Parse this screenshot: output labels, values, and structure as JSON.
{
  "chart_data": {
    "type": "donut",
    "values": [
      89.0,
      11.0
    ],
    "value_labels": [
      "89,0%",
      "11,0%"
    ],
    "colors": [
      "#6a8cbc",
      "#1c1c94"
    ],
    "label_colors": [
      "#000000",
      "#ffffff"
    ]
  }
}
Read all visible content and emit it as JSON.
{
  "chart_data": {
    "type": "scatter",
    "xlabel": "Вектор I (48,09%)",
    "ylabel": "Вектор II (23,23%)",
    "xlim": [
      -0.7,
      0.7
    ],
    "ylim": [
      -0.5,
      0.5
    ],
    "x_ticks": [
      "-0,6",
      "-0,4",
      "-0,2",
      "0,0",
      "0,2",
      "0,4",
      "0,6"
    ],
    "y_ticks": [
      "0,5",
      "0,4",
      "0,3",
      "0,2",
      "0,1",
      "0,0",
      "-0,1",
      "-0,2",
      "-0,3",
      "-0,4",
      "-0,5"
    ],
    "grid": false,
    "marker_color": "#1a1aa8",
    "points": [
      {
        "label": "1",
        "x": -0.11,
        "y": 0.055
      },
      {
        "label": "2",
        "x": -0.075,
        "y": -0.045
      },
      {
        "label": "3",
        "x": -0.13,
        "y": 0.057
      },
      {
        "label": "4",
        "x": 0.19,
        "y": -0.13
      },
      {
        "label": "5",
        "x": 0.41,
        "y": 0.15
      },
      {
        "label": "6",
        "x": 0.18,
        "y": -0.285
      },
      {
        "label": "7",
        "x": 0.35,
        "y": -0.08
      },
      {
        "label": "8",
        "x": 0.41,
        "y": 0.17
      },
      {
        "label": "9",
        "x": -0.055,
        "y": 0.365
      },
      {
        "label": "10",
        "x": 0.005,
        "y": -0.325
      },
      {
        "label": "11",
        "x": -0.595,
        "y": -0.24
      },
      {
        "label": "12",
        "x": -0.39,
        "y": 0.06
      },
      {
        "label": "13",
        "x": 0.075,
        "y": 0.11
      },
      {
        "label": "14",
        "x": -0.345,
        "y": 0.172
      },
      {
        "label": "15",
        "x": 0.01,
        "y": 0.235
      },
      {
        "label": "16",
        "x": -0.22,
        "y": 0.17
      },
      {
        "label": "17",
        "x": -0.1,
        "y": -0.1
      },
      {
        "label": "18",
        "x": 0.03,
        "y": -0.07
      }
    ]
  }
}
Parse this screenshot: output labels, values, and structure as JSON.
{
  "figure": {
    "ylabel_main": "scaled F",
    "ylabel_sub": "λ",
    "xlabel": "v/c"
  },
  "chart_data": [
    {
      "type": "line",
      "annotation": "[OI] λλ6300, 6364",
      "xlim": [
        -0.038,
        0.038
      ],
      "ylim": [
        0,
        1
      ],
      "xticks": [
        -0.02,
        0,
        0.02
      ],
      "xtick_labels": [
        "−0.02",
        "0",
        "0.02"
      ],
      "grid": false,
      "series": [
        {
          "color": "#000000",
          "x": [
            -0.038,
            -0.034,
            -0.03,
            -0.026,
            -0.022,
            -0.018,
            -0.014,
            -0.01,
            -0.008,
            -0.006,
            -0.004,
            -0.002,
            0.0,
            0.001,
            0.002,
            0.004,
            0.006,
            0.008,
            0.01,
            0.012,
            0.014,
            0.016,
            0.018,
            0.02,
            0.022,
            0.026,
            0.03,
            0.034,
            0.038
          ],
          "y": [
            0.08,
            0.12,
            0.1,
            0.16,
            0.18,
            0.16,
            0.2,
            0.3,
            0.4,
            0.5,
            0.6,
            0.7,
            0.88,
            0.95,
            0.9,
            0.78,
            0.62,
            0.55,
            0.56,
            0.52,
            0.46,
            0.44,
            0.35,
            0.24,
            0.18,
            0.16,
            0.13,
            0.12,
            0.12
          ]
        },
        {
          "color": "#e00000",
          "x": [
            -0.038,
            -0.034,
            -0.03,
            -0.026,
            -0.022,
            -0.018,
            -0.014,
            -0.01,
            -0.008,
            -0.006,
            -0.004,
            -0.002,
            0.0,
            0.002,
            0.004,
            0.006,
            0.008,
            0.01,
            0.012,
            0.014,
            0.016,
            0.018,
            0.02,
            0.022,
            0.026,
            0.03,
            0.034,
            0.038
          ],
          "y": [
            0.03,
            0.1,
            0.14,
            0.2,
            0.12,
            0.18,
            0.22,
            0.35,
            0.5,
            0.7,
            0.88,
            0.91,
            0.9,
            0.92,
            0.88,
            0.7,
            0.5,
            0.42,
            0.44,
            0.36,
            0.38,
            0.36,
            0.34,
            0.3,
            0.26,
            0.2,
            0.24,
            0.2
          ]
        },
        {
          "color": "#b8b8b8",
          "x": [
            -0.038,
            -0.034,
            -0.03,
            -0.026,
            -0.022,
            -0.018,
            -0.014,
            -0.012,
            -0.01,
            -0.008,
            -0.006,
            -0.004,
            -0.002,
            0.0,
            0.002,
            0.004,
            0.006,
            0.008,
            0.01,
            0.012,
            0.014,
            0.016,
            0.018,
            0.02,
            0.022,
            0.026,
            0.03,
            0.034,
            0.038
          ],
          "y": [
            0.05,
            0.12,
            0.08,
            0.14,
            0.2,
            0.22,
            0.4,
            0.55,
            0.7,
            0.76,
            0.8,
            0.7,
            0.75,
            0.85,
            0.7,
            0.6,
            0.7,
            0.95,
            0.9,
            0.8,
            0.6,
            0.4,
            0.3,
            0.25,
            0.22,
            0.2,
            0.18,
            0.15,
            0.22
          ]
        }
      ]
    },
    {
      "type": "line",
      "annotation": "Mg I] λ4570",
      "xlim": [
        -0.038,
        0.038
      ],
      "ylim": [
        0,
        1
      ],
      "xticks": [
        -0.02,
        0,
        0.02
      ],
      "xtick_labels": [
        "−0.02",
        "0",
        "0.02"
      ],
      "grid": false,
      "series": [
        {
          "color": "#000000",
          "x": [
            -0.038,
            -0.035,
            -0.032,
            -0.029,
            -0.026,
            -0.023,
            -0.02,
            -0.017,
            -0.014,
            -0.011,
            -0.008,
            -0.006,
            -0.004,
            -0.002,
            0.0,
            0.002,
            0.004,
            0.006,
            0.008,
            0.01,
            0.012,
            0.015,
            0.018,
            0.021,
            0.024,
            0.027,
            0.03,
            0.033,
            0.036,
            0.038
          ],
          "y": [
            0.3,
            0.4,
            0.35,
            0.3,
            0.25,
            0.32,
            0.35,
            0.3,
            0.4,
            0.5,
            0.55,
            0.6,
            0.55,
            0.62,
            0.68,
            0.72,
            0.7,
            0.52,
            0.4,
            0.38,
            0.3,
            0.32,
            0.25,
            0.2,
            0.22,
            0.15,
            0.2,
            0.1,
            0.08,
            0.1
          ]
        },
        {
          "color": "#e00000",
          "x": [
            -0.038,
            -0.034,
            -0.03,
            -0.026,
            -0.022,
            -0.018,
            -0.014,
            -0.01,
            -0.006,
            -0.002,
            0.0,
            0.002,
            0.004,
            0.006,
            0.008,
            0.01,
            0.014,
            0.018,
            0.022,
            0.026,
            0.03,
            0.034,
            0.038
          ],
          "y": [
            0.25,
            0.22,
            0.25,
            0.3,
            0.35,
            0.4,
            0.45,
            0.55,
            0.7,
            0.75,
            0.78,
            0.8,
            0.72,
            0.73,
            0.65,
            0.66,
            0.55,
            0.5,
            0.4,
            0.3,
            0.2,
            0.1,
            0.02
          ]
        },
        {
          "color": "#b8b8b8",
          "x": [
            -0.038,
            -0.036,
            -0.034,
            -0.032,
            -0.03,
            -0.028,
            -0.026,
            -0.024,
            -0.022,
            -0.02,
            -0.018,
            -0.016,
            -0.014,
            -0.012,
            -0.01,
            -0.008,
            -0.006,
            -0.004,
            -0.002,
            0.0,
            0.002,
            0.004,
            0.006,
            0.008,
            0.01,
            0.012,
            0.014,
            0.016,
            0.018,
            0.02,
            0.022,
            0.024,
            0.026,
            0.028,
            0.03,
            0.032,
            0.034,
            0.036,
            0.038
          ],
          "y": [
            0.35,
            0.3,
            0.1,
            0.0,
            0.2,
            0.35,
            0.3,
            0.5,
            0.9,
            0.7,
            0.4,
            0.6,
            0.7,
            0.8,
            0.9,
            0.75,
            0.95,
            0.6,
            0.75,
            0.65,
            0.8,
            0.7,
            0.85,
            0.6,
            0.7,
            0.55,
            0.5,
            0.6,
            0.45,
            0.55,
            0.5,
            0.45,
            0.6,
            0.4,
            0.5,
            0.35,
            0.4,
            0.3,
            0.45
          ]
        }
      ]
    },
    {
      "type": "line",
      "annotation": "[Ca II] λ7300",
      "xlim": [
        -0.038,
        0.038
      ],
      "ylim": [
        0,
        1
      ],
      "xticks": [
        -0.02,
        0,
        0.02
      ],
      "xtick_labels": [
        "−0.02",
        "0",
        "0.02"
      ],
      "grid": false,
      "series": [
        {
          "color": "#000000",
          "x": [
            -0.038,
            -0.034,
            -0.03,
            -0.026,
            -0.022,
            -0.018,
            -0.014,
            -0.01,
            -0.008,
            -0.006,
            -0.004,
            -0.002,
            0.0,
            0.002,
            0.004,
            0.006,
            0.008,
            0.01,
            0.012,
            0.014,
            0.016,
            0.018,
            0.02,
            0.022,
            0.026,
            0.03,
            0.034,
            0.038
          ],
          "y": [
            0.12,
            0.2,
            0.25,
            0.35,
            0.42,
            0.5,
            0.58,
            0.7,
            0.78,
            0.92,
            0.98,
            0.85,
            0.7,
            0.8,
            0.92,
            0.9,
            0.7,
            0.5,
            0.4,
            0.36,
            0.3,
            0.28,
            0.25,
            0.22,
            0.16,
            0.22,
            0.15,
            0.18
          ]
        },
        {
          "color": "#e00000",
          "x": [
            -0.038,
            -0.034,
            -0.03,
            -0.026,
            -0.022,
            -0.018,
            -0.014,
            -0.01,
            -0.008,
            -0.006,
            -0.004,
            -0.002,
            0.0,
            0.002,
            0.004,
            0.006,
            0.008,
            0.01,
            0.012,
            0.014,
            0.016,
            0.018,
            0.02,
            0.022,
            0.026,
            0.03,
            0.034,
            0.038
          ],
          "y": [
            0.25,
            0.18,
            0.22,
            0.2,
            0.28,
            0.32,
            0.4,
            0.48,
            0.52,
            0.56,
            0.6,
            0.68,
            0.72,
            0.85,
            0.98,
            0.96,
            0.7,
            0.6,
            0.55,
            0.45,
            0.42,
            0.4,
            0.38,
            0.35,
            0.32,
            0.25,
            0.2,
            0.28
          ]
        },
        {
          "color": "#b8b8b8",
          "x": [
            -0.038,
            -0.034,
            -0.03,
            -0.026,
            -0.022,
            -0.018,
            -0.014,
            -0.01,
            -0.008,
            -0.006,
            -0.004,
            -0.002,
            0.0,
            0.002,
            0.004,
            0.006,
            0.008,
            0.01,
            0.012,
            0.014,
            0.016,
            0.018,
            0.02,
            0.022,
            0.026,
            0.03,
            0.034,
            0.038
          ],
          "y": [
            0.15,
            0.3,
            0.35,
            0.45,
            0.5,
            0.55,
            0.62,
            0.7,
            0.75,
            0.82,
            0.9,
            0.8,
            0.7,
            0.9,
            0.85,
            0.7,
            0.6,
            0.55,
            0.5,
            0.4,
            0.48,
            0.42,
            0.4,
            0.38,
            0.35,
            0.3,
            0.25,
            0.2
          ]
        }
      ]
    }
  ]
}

**Written task:**
Go through the records above and copy every line with the word "annotation".

**Complete response:**
      "annotation": "[OI] λλ6300, 6364",
      "annotation": "Mg I] λ4570",
      "annotation": "[Ca II] λ7300",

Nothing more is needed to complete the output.